What needs to be done - Locate the lines that hold the string "object". Copy every such line.

Records provided -
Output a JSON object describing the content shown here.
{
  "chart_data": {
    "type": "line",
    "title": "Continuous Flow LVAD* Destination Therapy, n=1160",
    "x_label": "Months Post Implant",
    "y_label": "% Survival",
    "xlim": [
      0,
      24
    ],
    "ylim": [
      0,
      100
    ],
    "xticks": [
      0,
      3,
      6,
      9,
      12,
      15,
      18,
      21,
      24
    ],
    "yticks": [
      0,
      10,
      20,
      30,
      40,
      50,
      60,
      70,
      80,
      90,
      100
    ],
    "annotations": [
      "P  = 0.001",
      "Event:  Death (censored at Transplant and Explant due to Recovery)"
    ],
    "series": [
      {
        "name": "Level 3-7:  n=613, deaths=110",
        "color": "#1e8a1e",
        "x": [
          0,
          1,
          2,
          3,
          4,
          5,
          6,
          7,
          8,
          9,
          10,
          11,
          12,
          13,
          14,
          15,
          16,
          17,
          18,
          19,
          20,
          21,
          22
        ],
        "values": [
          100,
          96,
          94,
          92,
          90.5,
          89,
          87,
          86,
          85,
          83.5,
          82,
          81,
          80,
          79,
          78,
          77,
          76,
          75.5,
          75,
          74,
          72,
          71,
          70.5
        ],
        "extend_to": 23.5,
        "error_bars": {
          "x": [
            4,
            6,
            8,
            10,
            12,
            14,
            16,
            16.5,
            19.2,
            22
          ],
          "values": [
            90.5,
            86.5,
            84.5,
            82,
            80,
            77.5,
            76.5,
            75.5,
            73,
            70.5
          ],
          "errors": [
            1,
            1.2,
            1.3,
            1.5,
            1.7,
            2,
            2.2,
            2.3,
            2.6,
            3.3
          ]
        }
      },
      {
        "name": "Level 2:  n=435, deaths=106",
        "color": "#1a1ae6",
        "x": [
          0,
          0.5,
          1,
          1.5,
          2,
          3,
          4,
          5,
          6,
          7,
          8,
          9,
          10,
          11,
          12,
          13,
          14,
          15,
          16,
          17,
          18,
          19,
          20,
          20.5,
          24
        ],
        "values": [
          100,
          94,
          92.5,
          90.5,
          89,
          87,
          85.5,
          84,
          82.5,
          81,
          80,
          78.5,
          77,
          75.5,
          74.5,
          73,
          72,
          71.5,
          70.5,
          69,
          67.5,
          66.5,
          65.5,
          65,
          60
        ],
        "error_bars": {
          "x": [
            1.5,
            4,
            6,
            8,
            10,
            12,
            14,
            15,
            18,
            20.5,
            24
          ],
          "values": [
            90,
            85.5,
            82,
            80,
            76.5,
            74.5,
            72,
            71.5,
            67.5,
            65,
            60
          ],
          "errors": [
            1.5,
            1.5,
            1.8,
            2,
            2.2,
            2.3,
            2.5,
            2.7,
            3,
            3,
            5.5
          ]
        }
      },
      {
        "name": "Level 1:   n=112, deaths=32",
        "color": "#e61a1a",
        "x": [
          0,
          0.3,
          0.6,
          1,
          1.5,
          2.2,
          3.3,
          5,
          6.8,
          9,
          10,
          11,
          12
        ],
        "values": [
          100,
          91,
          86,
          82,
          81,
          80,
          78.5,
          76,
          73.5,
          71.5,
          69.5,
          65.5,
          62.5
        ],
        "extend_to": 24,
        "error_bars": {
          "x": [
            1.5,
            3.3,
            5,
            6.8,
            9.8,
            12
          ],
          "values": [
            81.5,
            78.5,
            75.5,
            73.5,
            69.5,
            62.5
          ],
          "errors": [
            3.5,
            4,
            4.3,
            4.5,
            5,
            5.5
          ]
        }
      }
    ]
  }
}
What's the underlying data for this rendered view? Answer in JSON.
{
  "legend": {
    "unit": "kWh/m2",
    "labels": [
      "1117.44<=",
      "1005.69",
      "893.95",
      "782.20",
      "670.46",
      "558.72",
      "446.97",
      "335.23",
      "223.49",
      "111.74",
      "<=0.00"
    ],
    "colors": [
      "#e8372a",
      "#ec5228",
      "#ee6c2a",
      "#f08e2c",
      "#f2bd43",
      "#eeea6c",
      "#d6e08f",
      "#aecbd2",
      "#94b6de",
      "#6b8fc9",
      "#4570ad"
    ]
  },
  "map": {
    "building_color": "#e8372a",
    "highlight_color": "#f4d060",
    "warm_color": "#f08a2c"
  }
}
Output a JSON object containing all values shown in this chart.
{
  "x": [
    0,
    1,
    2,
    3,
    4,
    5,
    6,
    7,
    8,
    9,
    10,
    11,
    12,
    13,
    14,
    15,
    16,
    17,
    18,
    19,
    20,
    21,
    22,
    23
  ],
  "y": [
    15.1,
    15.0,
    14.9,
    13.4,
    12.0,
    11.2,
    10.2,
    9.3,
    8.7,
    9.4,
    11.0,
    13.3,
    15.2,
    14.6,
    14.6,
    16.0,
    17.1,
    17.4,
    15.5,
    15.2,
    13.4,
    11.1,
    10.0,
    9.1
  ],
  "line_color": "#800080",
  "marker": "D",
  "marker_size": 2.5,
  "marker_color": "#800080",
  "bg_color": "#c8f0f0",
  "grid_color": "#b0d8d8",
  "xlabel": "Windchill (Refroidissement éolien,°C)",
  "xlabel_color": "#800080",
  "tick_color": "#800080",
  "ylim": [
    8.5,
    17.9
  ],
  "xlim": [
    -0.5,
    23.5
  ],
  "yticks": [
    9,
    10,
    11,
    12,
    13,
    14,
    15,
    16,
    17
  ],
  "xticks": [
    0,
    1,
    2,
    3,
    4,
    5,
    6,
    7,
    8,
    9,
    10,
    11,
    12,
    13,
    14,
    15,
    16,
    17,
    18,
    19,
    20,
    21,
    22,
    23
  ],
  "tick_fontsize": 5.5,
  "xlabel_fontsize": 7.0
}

--

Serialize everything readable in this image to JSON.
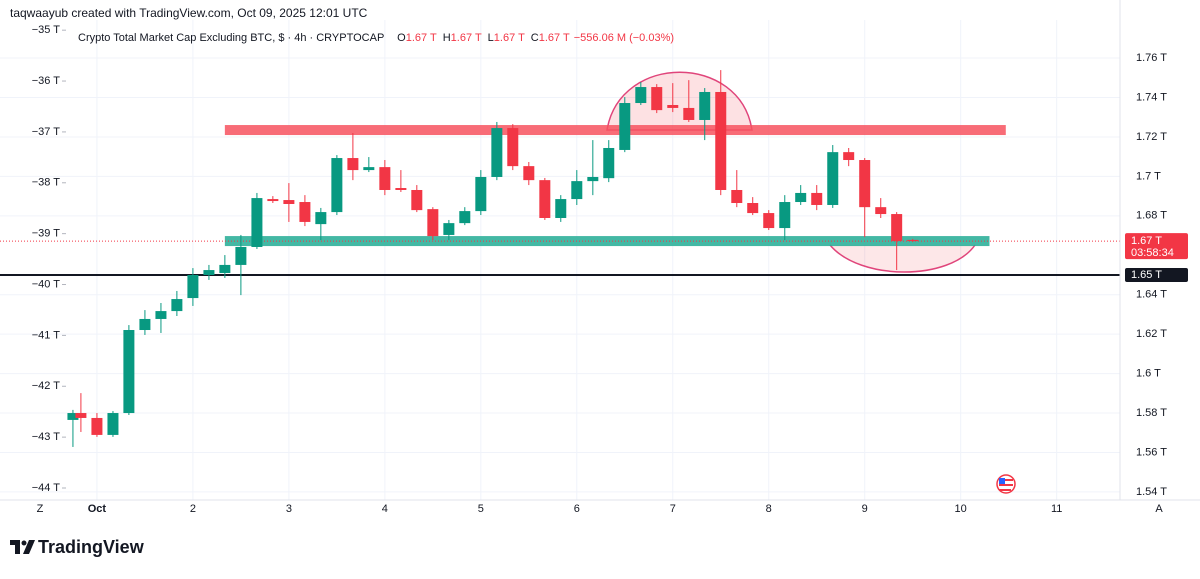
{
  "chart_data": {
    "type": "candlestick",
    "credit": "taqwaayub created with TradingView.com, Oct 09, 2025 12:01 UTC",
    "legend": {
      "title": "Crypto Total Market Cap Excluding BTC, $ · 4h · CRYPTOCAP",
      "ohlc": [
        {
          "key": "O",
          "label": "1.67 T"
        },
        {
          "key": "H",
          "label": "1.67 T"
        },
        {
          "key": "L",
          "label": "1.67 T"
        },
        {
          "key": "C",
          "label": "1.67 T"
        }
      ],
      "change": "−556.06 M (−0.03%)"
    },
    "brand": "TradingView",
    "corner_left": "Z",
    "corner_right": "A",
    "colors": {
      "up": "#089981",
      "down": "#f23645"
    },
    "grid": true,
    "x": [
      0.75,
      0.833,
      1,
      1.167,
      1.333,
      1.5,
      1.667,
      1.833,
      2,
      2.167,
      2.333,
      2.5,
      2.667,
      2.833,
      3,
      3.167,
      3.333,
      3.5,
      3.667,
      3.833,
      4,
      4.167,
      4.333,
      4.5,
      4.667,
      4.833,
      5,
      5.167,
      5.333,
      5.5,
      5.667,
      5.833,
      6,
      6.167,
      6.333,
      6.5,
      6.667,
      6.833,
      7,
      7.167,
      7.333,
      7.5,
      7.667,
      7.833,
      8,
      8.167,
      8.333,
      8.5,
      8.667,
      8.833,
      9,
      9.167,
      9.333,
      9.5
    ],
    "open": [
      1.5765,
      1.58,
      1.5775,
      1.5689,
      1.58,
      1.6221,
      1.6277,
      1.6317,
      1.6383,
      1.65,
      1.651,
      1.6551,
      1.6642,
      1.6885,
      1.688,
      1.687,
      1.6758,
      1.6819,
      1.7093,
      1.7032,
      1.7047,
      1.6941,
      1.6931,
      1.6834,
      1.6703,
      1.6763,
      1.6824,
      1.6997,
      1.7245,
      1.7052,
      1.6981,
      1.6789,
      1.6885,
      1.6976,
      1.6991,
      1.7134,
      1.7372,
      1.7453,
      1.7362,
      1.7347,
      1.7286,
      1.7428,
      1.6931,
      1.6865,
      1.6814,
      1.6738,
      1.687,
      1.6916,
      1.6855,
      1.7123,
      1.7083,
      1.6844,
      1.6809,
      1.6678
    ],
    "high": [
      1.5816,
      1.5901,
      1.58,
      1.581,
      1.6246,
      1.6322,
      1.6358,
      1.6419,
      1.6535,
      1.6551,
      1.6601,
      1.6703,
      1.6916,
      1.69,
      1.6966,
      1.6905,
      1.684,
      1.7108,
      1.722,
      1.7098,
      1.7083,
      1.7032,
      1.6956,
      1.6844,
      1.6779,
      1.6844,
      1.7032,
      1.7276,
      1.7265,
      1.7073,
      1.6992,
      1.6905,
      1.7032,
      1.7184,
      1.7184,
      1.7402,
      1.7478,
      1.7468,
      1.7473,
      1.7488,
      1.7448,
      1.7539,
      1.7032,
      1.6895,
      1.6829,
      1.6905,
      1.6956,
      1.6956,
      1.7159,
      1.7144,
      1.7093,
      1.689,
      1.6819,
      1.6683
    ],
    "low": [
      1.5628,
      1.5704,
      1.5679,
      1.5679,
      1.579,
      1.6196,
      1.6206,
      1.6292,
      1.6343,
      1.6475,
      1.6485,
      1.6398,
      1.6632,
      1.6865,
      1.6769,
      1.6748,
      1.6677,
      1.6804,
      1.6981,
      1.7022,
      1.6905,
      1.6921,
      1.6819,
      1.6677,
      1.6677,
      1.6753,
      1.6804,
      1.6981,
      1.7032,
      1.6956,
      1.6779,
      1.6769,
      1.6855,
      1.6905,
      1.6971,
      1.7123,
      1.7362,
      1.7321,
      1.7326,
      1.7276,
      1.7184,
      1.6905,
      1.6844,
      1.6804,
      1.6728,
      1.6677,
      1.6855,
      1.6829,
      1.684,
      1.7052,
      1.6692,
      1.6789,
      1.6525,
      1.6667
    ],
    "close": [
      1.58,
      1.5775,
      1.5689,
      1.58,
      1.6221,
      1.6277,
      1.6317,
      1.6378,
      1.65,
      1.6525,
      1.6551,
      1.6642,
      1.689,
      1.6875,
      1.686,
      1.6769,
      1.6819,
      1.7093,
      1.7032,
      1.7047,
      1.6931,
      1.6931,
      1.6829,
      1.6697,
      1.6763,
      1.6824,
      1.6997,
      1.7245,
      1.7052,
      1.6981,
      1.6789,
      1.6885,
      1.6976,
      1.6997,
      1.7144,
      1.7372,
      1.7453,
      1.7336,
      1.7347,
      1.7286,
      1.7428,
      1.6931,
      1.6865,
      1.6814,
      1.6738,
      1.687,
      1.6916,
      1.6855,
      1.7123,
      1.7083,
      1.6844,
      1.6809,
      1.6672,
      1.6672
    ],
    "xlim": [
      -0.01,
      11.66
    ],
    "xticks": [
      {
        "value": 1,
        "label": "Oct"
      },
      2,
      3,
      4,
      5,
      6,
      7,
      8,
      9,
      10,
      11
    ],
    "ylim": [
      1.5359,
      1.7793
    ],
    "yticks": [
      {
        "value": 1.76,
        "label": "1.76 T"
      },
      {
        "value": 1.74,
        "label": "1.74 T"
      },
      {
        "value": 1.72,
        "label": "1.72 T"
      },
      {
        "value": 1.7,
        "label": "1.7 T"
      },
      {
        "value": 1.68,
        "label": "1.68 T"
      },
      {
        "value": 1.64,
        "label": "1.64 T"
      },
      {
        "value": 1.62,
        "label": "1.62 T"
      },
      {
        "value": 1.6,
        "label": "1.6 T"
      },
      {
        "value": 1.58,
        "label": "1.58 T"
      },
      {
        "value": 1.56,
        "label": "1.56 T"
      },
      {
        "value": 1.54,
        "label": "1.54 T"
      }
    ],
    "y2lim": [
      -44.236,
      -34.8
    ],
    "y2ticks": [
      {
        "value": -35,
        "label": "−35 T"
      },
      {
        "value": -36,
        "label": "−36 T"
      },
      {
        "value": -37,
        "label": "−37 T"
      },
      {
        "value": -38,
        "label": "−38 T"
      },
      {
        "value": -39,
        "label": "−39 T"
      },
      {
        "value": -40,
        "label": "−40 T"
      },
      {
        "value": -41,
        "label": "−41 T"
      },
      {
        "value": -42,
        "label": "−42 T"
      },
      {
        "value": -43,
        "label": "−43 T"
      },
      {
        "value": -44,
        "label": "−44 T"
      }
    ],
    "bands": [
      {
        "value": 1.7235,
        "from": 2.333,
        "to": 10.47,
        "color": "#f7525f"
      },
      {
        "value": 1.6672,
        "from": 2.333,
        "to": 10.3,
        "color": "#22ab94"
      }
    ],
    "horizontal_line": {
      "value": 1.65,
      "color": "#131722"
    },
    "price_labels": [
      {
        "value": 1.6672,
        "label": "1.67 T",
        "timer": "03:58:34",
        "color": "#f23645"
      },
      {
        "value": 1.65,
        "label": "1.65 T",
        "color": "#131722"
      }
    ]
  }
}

--

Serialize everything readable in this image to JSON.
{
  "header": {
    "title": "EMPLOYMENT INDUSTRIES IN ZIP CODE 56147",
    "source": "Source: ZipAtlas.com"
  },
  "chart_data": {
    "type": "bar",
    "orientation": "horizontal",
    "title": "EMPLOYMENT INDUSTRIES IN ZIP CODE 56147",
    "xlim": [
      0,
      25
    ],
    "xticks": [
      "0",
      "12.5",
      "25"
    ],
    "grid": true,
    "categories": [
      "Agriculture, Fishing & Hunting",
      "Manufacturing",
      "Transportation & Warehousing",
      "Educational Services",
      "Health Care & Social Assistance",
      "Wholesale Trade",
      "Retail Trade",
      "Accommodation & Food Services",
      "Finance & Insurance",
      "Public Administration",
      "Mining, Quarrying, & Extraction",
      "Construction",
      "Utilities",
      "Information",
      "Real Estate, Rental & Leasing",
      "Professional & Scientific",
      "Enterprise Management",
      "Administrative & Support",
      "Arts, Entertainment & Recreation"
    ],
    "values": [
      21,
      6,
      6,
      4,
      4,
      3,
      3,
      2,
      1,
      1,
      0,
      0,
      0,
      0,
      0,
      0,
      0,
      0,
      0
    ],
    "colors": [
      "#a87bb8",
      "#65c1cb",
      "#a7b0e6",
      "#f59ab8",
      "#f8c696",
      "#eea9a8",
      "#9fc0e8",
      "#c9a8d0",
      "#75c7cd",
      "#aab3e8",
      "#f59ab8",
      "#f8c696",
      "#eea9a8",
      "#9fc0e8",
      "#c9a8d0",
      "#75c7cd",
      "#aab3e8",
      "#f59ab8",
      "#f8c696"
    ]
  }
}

Output for this exercise -
Output a JSON object describing the content shown here.
Output a JSON object containing all values shown in this chart.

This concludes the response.